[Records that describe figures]

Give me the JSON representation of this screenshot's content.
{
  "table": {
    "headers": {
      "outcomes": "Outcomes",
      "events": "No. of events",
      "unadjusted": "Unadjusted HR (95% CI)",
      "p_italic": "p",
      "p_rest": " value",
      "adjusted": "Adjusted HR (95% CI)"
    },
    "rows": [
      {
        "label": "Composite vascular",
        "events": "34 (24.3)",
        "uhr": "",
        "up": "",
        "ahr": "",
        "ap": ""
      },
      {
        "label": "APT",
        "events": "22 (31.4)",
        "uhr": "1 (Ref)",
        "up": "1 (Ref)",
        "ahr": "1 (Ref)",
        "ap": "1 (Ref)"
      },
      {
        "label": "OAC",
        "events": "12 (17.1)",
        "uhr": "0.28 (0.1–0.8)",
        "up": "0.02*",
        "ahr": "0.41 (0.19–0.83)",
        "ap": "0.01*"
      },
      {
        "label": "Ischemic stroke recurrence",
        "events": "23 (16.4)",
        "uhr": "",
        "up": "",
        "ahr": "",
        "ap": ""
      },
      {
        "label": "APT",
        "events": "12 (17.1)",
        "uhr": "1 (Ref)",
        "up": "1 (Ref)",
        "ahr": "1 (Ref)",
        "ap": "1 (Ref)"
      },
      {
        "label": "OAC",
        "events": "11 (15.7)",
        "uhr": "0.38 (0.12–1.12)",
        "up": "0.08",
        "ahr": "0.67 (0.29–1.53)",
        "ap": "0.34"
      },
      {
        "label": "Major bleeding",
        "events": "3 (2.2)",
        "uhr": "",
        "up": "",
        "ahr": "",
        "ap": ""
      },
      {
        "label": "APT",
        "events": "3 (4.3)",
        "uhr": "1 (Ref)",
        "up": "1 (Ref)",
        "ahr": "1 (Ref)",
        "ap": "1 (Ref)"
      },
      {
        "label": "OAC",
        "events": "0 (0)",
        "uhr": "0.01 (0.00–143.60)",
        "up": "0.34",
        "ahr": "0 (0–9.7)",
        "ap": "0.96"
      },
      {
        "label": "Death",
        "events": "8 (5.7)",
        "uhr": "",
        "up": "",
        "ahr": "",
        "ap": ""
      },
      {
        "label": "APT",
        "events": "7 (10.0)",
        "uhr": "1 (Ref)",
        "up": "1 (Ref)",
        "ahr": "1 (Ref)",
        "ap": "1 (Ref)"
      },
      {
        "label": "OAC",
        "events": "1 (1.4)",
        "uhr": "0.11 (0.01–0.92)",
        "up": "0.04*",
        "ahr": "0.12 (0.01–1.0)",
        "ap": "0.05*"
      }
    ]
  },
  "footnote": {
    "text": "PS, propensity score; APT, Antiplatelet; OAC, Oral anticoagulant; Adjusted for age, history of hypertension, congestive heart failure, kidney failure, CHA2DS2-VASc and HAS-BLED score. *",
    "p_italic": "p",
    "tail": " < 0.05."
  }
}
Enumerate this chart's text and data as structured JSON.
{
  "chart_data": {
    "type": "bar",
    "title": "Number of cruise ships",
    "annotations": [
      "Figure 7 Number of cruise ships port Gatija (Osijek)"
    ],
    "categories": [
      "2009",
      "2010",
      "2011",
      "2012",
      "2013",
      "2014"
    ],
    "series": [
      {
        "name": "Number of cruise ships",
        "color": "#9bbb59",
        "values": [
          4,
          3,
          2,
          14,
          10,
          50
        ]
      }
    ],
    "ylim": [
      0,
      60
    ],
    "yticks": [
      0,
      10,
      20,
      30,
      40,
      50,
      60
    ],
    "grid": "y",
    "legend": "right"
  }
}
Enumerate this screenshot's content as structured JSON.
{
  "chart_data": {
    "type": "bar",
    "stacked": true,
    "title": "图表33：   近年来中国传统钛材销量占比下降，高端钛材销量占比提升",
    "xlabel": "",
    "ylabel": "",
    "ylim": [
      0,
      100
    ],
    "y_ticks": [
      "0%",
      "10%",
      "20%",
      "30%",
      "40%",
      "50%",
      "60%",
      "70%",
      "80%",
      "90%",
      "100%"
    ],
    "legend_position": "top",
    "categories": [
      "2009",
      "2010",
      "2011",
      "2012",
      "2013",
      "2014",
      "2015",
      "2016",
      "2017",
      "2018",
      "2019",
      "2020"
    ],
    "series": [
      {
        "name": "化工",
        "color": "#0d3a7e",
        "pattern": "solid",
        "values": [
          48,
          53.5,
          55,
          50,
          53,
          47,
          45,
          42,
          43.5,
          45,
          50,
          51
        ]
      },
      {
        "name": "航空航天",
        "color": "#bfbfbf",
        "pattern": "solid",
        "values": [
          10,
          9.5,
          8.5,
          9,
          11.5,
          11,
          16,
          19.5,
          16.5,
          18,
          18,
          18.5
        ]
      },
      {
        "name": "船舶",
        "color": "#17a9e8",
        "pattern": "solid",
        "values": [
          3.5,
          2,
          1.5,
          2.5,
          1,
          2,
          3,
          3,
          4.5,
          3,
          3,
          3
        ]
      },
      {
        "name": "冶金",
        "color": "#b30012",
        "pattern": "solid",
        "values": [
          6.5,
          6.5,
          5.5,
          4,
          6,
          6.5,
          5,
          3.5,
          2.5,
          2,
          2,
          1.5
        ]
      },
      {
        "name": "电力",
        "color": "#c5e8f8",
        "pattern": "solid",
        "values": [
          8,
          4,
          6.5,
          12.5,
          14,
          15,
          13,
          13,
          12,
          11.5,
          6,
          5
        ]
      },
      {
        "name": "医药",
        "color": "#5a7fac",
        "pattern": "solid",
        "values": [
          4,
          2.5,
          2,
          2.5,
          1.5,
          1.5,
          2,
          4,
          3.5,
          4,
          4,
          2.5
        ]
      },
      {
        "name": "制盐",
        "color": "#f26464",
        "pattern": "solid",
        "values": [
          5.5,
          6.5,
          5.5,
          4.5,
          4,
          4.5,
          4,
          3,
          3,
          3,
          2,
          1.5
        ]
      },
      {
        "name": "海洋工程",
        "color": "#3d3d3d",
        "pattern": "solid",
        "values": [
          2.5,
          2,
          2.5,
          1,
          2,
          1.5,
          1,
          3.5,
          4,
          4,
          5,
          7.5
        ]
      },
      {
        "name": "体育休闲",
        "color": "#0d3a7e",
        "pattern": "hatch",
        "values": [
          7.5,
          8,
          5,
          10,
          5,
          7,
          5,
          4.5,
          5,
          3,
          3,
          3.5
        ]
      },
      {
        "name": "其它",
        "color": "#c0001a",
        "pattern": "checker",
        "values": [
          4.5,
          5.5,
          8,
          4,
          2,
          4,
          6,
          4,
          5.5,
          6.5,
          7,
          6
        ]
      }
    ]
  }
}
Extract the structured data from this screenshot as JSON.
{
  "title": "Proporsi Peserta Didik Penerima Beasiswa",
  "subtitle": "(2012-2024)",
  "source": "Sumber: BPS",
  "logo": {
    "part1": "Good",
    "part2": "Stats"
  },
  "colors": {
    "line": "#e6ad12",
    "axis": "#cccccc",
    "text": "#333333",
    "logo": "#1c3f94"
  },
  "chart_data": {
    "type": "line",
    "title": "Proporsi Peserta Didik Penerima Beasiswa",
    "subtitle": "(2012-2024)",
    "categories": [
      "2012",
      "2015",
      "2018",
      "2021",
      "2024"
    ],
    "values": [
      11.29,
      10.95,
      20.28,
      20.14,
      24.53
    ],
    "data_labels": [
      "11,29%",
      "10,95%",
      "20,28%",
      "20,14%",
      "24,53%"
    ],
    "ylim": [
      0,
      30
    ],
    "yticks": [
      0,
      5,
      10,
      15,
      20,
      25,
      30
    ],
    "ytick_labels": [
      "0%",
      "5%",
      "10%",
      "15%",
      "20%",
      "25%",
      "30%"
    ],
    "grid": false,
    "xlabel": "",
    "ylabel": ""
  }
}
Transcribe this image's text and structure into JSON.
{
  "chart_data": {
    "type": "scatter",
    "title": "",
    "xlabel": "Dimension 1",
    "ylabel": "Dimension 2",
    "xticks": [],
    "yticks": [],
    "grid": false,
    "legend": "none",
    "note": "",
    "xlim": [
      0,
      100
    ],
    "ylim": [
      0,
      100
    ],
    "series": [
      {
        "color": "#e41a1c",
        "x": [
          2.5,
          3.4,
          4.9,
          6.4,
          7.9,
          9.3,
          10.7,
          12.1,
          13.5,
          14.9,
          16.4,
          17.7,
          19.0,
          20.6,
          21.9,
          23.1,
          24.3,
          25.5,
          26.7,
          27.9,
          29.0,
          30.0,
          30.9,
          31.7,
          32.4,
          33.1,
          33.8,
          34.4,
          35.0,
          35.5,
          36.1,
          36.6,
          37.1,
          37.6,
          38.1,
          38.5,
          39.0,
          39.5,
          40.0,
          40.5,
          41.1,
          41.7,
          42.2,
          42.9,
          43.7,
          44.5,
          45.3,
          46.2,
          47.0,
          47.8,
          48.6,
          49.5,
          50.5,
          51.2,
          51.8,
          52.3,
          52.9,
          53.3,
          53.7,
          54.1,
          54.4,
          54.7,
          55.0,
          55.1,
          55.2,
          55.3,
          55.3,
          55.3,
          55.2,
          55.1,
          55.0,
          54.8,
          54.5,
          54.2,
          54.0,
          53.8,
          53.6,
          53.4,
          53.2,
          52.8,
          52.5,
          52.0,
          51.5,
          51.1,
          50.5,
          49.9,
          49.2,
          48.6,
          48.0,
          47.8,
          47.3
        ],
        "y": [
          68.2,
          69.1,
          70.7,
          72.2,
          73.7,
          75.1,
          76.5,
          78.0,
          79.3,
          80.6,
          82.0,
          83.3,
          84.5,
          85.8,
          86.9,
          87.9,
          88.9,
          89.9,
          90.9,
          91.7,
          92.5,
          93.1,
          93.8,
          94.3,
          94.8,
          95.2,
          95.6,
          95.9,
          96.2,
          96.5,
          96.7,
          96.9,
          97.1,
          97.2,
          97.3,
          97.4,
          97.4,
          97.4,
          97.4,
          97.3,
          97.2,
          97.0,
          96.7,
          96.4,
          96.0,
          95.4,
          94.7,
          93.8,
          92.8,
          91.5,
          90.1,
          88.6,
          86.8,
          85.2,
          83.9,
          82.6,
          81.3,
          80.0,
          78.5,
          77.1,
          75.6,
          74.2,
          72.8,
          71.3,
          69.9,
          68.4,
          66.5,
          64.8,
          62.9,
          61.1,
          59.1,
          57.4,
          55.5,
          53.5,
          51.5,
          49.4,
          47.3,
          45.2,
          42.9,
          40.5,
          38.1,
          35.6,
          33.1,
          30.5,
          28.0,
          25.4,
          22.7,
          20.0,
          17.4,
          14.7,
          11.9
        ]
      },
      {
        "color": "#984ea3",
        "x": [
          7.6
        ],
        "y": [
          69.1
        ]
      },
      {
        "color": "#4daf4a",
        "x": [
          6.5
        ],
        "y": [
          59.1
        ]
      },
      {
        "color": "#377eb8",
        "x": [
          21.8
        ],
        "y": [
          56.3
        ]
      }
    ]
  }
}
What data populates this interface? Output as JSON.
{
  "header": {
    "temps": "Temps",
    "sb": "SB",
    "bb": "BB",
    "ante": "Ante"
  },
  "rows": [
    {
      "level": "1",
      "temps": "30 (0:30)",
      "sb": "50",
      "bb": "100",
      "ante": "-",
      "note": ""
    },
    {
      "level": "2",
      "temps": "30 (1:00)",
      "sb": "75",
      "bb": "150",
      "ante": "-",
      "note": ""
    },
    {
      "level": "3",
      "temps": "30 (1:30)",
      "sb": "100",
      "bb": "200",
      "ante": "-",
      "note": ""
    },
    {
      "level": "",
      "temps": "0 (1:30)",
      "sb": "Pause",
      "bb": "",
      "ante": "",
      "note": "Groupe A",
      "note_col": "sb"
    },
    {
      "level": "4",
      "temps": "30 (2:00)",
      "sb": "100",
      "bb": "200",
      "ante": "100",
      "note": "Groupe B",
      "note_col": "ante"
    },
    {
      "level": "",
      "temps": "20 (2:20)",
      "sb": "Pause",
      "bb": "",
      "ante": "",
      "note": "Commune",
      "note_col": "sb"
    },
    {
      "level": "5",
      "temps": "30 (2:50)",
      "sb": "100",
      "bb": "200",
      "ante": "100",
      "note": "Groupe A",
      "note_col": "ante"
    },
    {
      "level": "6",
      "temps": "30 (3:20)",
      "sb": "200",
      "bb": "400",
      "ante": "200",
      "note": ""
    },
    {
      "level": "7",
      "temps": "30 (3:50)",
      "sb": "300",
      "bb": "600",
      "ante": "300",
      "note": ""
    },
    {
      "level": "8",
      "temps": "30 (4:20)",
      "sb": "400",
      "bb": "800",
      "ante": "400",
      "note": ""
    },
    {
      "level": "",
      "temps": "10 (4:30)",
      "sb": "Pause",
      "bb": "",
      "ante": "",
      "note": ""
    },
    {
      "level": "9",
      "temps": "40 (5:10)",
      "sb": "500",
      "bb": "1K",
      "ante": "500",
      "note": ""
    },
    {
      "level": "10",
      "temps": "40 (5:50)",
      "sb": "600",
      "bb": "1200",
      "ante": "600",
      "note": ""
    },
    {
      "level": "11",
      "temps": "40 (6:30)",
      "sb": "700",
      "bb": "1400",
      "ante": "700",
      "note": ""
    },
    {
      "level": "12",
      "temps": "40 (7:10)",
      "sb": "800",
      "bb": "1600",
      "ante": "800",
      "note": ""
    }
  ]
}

◆ **Set problem**: From the data, collect all lines where the string "screenshot" appears.

◆ **Result below**:
Give me the JSON representation of this screenshot's content.
Enumerate this screenshot's content as structured JSON.
Extract the structured data from this screenshot as JSON.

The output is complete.